YOUR GOAL:
Leaving out all images, write out the records that follow exactly.
-- START OF SOURCE DATA --
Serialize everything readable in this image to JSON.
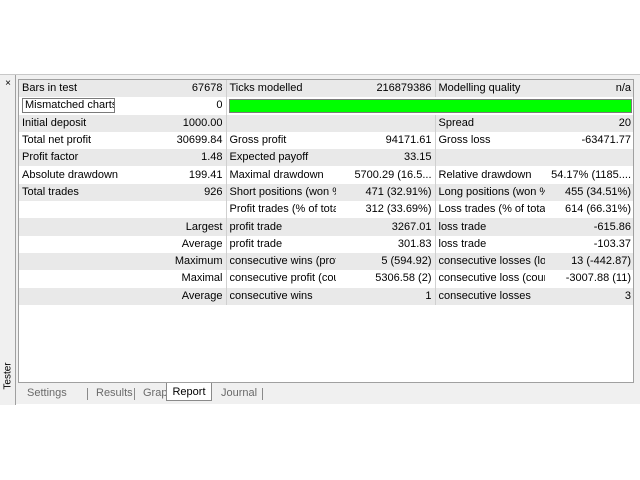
{
  "window": {
    "close_label": "×",
    "side_label": "Tester"
  },
  "report": {
    "rows": [
      [
        "Bars in test",
        "67678",
        "Ticks modelled",
        "216879386",
        "Modelling quality",
        "n/a"
      ],
      [
        "Mismatched charts...",
        "0",
        "",
        "",
        "",
        ""
      ],
      [
        "Initial deposit",
        "1000.00",
        "",
        "",
        "Spread",
        "20"
      ],
      [
        "Total net profit",
        "30699.84",
        "Gross profit",
        "94171.61",
        "Gross loss",
        "-63471.77"
      ],
      [
        "Profit factor",
        "1.48",
        "Expected payoff",
        "33.15",
        "",
        ""
      ],
      [
        "Absolute drawdown",
        "199.41",
        "Maximal drawdown",
        "5700.29 (16.5...",
        "Relative drawdown",
        "54.17% (1185...."
      ],
      [
        "Total trades",
        "926",
        "Short positions (won %)",
        "471 (32.91%)",
        "Long positions (won %)",
        "455 (34.51%)"
      ],
      [
        "",
        "",
        "Profit trades (% of total)",
        "312 (33.69%)",
        "Loss trades (% of total)",
        "614 (66.31%)"
      ],
      [
        "",
        "Largest",
        "profit trade",
        "3267.01",
        "loss trade",
        "-615.86"
      ],
      [
        "",
        "Average",
        "profit trade",
        "301.83",
        "loss trade",
        "-103.37"
      ],
      [
        "",
        "Maximum",
        "consecutive wins (profi...",
        "5 (594.92)",
        "consecutive losses (loss...",
        "13 (-442.87)"
      ],
      [
        "",
        "Maximal",
        "consecutive profit (cou...",
        "5306.58 (2)",
        "consecutive loss (count...",
        "-3007.88 (11)"
      ],
      [
        "",
        "Average",
        "consecutive wins",
        "1",
        "consecutive losses",
        "3"
      ]
    ],
    "modelling_quality_fill": 1.0,
    "bar_color": "#00ff00"
  },
  "tabs": [
    {
      "label": "Settings",
      "active": false
    },
    {
      "label": "Results",
      "active": false
    },
    {
      "label": "Graph",
      "active": false
    },
    {
      "label": "Report",
      "active": true
    },
    {
      "label": "Journal",
      "active": false
    }
  ]
}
-- END OF SOURCE DATA --
RESPONSE TO THIS EXERCISE:
Serialize everything readable in this image to JSON.
{
  "window": {
    "close_label": "×",
    "side_label": "Tester"
  },
  "report": {
    "rows": [
      [
        "Bars in test",
        "67678",
        "Ticks modelled",
        "216879386",
        "Modelling quality",
        "n/a"
      ],
      [
        "Mismatched charts...",
        "0",
        "",
        "",
        "",
        ""
      ],
      [
        "Initial deposit",
        "1000.00",
        "",
        "",
        "Spread",
        "20"
      ],
      [
        "Total net profit",
        "30699.84",
        "Gross profit",
        "94171.61",
        "Gross loss",
        "-63471.77"
      ],
      [
        "Profit factor",
        "1.48",
        "Expected payoff",
        "33.15",
        "",
        ""
      ],
      [
        "Absolute drawdown",
        "199.41",
        "Maximal drawdown",
        "5700.29 (16.5...",
        "Relative drawdown",
        "54.17% (1185...."
      ],
      [
        "Total trades",
        "926",
        "Short positions (won %)",
        "471 (32.91%)",
        "Long positions (won %)",
        "455 (34.51%)"
      ],
      [
        "",
        "",
        "Profit trades (% of total)",
        "312 (33.69%)",
        "Loss trades (% of total)",
        "614 (66.31%)"
      ],
      [
        "",
        "Largest",
        "profit trade",
        "3267.01",
        "loss trade",
        "-615.86"
      ],
      [
        "",
        "Average",
        "profit trade",
        "301.83",
        "loss trade",
        "-103.37"
      ],
      [
        "",
        "Maximum",
        "consecutive wins (profi...",
        "5 (594.92)",
        "consecutive losses (loss...",
        "13 (-442.87)"
      ],
      [
        "",
        "Maximal",
        "consecutive profit (cou...",
        "5306.58 (2)",
        "consecutive loss (count...",
        "-3007.88 (11)"
      ],
      [
        "",
        "Average",
        "consecutive wins",
        "1",
        "consecutive losses",
        "3"
      ]
    ],
    "modelling_quality_fill": 1.0,
    "bar_color": "#00ff00"
  },
  "tabs": [
    {
      "label": "Settings",
      "active": false
    },
    {
      "label": "Results",
      "active": false
    },
    {
      "label": "Graph",
      "active": false
    },
    {
      "label": "Report",
      "active": true
    },
    {
      "label": "Journal",
      "active": false
    }
  ]
}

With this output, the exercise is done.